● **Do this**
Which lines hold the word "firmware"? Show each of them.

--- Start Records for the task ---

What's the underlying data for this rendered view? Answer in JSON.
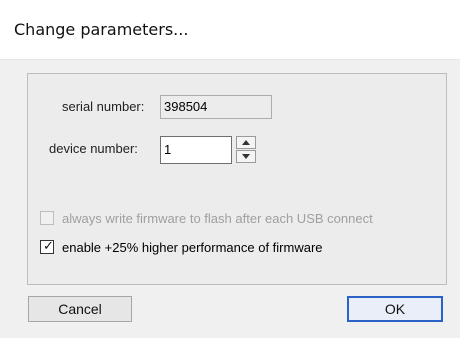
{
  "window": {
    "title": "Change parameters..."
  },
  "fields": {
    "serial_label": "serial number:",
    "serial_value": "398504",
    "device_label": "device number:",
    "device_value": "1"
  },
  "options": [
    {
      "label": "always write firmware to flash after each USB connect",
      "checked": false,
      "enabled": false
    },
    {
      "label": "enable +25% higher performance of firmware",
      "checked": true,
      "enabled": true
    }
  ],
  "buttons": {
    "cancel": "Cancel",
    "ok": "OK"
  },
  "colors": {
    "accent": "#2b62c8"
  }
}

--- End Records for the task ---

● **Task solution**
      "label": "always write firmware to flash after each USB connect",
      "label": "enable +25% higher performance of firmware",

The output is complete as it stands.